■ **Required task**:
Return every record exactly as written.

--- Source material ---

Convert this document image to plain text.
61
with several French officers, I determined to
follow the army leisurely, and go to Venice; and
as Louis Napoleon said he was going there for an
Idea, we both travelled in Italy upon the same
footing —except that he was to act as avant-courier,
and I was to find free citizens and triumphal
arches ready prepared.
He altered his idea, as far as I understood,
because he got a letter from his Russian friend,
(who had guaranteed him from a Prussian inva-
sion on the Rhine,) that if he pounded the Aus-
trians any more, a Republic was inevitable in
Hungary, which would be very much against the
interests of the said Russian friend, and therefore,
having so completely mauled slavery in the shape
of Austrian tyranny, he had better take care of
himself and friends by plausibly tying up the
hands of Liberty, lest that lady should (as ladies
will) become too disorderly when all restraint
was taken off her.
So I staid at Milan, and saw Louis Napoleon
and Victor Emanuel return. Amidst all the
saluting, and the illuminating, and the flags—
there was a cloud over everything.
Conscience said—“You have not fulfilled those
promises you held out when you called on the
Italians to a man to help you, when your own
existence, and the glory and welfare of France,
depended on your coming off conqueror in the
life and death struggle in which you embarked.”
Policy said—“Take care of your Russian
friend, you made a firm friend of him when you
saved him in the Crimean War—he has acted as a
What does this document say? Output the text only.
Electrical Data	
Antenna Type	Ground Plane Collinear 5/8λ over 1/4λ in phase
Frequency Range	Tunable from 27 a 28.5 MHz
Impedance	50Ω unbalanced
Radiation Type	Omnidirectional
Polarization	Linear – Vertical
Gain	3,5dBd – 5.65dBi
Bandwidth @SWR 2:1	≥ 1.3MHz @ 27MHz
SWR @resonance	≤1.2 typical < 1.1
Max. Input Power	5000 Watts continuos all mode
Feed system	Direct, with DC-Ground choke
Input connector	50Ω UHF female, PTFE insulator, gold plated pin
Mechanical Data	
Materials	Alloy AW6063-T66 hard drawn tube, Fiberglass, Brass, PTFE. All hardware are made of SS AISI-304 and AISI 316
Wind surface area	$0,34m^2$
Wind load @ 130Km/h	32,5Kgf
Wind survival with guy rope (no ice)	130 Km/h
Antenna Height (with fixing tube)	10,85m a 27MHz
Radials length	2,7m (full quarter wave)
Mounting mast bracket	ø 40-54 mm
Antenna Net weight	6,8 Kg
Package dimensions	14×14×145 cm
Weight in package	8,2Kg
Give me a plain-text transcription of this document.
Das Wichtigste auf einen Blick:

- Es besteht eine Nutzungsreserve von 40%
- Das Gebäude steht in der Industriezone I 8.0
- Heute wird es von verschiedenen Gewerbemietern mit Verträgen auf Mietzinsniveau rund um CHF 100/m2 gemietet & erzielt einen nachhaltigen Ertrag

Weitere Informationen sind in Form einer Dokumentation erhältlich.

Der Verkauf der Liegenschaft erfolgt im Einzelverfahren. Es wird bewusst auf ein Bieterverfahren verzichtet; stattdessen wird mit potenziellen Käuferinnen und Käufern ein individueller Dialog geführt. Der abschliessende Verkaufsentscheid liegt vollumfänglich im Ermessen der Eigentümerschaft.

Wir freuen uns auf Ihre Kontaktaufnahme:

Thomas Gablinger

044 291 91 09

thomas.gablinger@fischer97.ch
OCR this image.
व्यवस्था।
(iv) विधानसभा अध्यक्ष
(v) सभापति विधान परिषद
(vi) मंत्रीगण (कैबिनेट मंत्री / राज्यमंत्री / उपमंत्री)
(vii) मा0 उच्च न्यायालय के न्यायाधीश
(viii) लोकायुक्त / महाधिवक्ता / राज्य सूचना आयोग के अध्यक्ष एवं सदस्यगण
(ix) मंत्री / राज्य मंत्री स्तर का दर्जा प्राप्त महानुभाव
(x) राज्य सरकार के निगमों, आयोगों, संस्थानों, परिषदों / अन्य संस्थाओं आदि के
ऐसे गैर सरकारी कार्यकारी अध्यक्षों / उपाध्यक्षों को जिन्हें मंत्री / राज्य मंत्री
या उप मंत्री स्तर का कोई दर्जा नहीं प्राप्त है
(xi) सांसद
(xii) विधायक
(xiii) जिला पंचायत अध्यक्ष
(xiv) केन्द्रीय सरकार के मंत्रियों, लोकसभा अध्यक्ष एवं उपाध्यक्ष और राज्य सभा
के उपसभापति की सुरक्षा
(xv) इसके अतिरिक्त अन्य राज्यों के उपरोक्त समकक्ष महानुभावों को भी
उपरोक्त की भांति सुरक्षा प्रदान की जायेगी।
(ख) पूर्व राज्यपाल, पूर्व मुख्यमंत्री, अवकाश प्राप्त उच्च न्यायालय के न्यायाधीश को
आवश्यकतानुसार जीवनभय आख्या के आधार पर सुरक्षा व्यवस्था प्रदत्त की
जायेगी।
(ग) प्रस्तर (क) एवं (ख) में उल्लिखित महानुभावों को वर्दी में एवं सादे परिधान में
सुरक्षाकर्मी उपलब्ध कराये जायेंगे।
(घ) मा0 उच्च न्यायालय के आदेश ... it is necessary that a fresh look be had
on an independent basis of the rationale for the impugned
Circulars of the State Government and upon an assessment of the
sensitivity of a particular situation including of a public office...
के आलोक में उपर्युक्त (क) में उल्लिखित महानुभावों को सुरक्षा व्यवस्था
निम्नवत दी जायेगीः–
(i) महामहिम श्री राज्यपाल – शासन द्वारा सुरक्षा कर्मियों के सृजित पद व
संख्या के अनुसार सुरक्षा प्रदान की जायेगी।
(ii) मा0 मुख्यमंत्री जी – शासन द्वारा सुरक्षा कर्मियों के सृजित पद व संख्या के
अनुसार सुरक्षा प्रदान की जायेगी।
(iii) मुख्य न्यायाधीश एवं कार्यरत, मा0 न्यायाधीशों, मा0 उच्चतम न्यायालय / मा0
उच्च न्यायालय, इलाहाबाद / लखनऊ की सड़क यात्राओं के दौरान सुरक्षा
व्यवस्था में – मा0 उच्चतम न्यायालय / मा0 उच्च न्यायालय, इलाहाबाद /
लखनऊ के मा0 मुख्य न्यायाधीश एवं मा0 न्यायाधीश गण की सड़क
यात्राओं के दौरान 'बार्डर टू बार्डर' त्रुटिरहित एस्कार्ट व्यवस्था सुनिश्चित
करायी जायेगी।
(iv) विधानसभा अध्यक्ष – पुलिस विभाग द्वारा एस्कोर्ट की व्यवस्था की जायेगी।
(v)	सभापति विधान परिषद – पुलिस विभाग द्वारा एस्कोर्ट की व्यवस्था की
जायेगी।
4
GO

---

■ **Reply**:
Convert this document image to plain text.
61
with several French officers, I determined to
follow the army leisurely, and go to Venice; and
as Louis Napoleon said he was going there for an
Idea, we both travelled in Italy upon the same
footing —except that he was to act as avant-courier,
and I was to find free citizens and triumphal
arches ready prepared.
He altered his idea, as far as I understood,
because he got a letter from his Russian friend,
(who had guaranteed him from a Prussian inva-
sion on the Rhine,) that if he pounded the Aus-
trians any more, a Republic was inevitable in
Hungary, which would be very much against the
interests of the said Russian friend, and therefore,
having so completely mauled slavery in the shape
of Austrian tyranny, he had better take care of
himself and friends by plausibly tying up the
hands of Liberty, lest that lady should (as ladies
will) become too disorderly when all restraint
was taken off her.
So I staid at Milan, and saw Louis Napoleon
and Victor Emanuel return. Amidst all the
saluting, and the illuminating, and the flags—
there was a cloud over everything.
Conscience said—“You have not fulfilled those
promises you held out when you called on the
Italians to a man to help you, when your own
existence, and the glory and welfare of France,
depended on your coming off conqueror in the
life and death struggle in which you embarked.”
Policy said—“Take care of your Russian
friend, you made a firm friend of him when you
saved him in the Crimean War—he has acted as a
What does this document say? Output the text only.
Electrical Data	
Antenna Type	Ground Plane Collinear 5/8λ over 1/4λ in phase
Frequency Range	Tunable from 27 a 28.5 MHz
Impedance	50Ω unbalanced
Radiation Type	Omnidirectional
Polarization	Linear – Vertical
Gain	3,5dBd – 5.65dBi
Bandwidth @SWR 2:1	≥ 1.3MHz @ 27MHz
SWR @resonance	≤1.2 typical < 1.1
Max. Input Power	5000 Watts continuos all mode
Feed system	Direct, with DC-Ground choke
Input connector	50Ω UHF female, PTFE insulator, gold plated pin
Mechanical Data	
Materials	Alloy AW6063-T66 hard drawn tube, Fiberglass, Brass, PTFE. All hardware are made of SS AISI-304 and AISI 316
Wind surface area	$0,34m^2$
Wind load @ 130Km/h	32,5Kgf
Wind survival with guy rope (no ice)	130 Km/h
Antenna Height (with fixing tube)	10,85m a 27MHz
Radials length	2,7m (full quarter wave)
Mounting mast bracket	ø 40-54 mm
Antenna Net weight	6,8 Kg
Package dimensions	14×14×145 cm
Weight in package	8,2Kg
Give me a plain-text transcription of this document.
Das Wichtigste auf einen Blick:

- Es besteht eine Nutzungsreserve von 40%
- Das Gebäude steht in der Industriezone I 8.0
- Heute wird es von verschiedenen Gewerbemietern mit Verträgen auf Mietzinsniveau rund um CHF 100/m2 gemietet & erzielt einen nachhaltigen Ertrag

Weitere Informationen sind in Form einer Dokumentation erhältlich.

Der Verkauf der Liegenschaft erfolgt im Einzelverfahren. Es wird bewusst auf ein Bieterverfahren verzichtet; stattdessen wird mit potenziellen Käuferinnen und Käufern ein individueller Dialog geführt. Der abschliessende Verkaufsentscheid liegt vollumfänglich im Ermessen der Eigentümerschaft.

Wir freuen uns auf Ihre Kontaktaufnahme:

Thomas Gablinger

044 291 91 09

thomas.gablinger@fischer97.ch
OCR this image.
व्यवस्था।
(iv) विधानसभा अध्यक्ष
(v) सभापति विधान परिषद
(vi) मंत्रीगण (कैबिनेट मंत्री / राज्यमंत्री / उपमंत्री)
(vii) मा0 उच्च न्यायालय के न्यायाधीश
(viii) लोकायुक्त / महाधिवक्ता / राज्य सूचना आयोग के अध्यक्ष एवं सदस्यगण
(ix) मंत्री / राज्य मंत्री स्तर का दर्जा प्राप्त महानुभाव
(x) राज्य सरकार के निगमों, आयोगों, संस्थानों, परिषदों / अन्य संस्थाओं आदि के
ऐसे गैर सरकारी कार्यकारी अध्यक्षों / उपाध्यक्षों को जिन्हें मंत्री / राज्य मंत्री
या उप मंत्री स्तर का कोई दर्जा नहीं प्राप्त है
(xi) सांसद
(xii) विधायक
(xiii) जिला पंचायत अध्यक्ष
(xiv) केन्द्रीय सरकार के मंत्रियों, लोकसभा अध्यक्ष एवं उपाध्यक्ष और राज्य सभा
के उपसभापति की सुरक्षा
(xv) इसके अतिरिक्त अन्य राज्यों के उपरोक्त समकक्ष महानुभावों को भी
उपरोक्त की भांति सुरक्षा प्रदान की जायेगी।
(ख) पूर्व राज्यपाल, पूर्व मुख्यमंत्री, अवकाश प्राप्त उच्च न्यायालय के न्यायाधीश को
आवश्यकतानुसार जीवनभय आख्या के आधार पर सुरक्षा व्यवस्था प्रदत्त की
जायेगी।
(ग) प्रस्तर (क) एवं (ख) में उल्लिखित महानुभावों को वर्दी में एवं सादे परिधान में
सुरक्षाकर्मी उपलब्ध कराये जायेंगे।
(घ) मा0 उच्च न्यायालय के आदेश ... it is necessary that a fresh look be had
on an independent basis of the rationale for the impugned
Circulars of the State Government and upon an assessment of the
sensitivity of a particular situation including of a public office...
के आलोक में उपर्युक्त (क) में उल्लिखित महानुभावों को सुरक्षा व्यवस्था
निम्नवत दी जायेगीः–
(i) महामहिम श्री राज्यपाल – शासन द्वारा सुरक्षा कर्मियों के सृजित पद व
संख्या के अनुसार सुरक्षा प्रदान की जायेगी।
(ii) मा0 मुख्यमंत्री जी – शासन द्वारा सुरक्षा कर्मियों के सृजित पद व संख्या के
अनुसार सुरक्षा प्रदान की जायेगी।
(iii) मुख्य न्यायाधीश एवं कार्यरत, मा0 न्यायाधीशों, मा0 उच्चतम न्यायालय / मा0
उच्च न्यायालय, इलाहाबाद / लखनऊ की सड़क यात्राओं के दौरान सुरक्षा
व्यवस्था में – मा0 उच्चतम न्यायालय / मा0 उच्च न्यायालय, इलाहाबाद /
लखनऊ के मा0 मुख्य न्यायाधीश एवं मा0 न्यायाधीश गण की सड़क
यात्राओं के दौरान 'बार्डर टू बार्डर' त्रुटिरहित एस्कार्ट व्यवस्था सुनिश्चित
करायी जायेगी।
(iv) विधानसभा अध्यक्ष – पुलिस विभाग द्वारा एस्कोर्ट की व्यवस्था की जायेगी।
(v)	सभापति विधान परिषद – पुलिस विभाग द्वारा एस्कोर्ट की व्यवस्था की
जायेगी।
4
GO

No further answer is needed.